Start of GIVEN DATA
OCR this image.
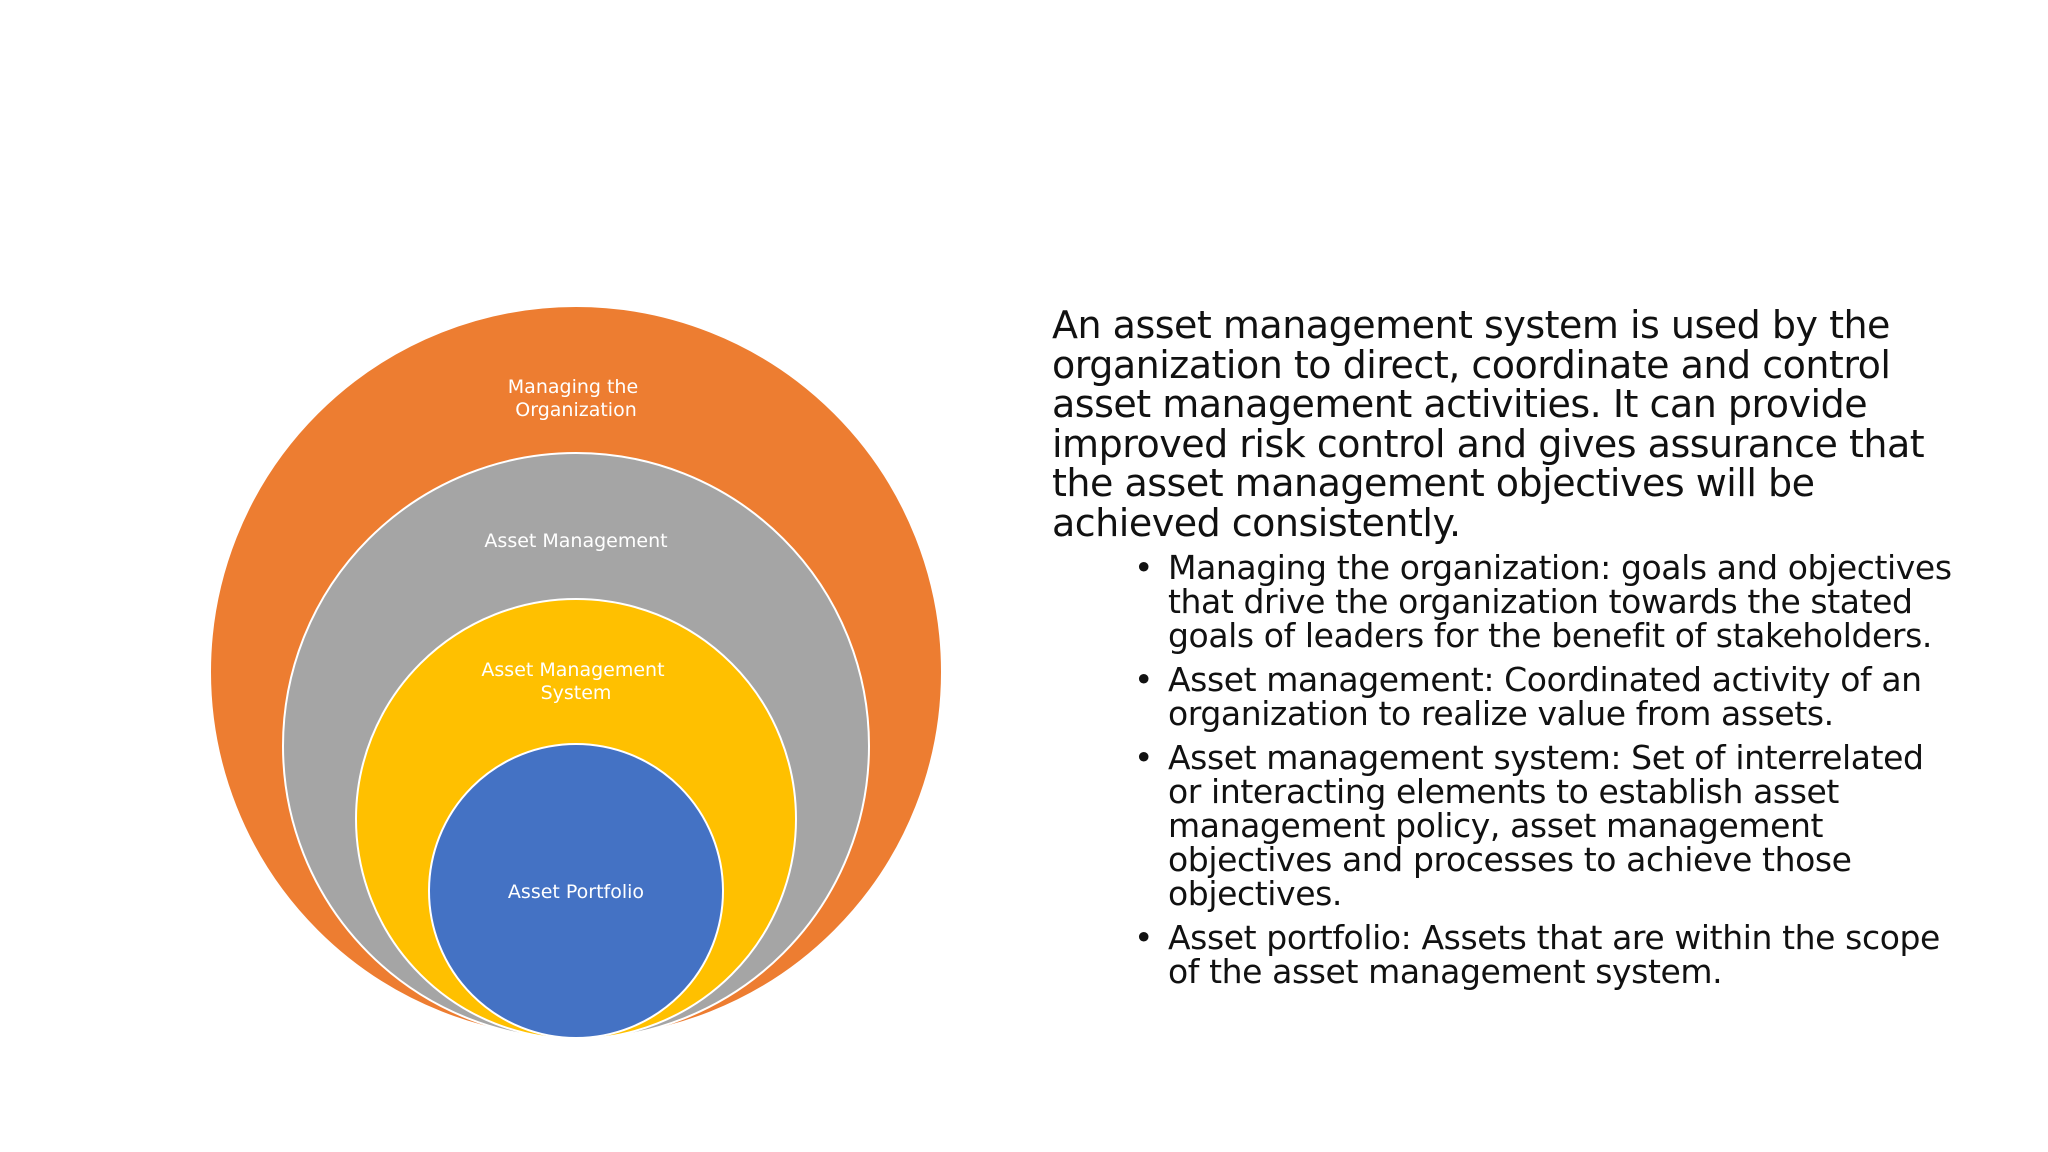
Managing the Organization
Asset Management
Asset Management System
Asset Portfolio

An asset management system is used by the organization to direct, coordinate and control asset management activities. It can provide improved risk control and gives assurance that the asset management objectives will be achieved consistently.

• Managing the organization: goals and objectives that drive the organization towards the stated goals of leaders for the benefit of stakeholders.
• Asset management: Coordinated activity of an organization to realize value from assets.
• Asset management system: Set of interrelated or interacting elements to establish asset management policy, asset management objectives and processes to achieve those objectives.
• Asset portfolio: Assets that are within the scope of the asset management system.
End of GIVEN DATA
WHAT YOU HAVE TO DO -> Leave out the pictures and output every record above precisely as given.

WORKED ANSWER ->
OCR this image.
Managing the Organization
Asset Management
Asset Management System
Asset Portfolio

An asset management system is used by the organization to direct, coordinate and control asset management activities. It can provide improved risk control and gives assurance that the asset management objectives will be achieved consistently.

• Managing the organization: goals and objectives that drive the organization towards the stated goals of leaders for the benefit of stakeholders.
• Asset management: Coordinated activity of an organization to realize value from assets.
• Asset management system: Set of interrelated or interacting elements to establish asset management policy, asset management objectives and processes to achieve those objectives.
• Asset portfolio: Assets that are within the scope of the asset management system.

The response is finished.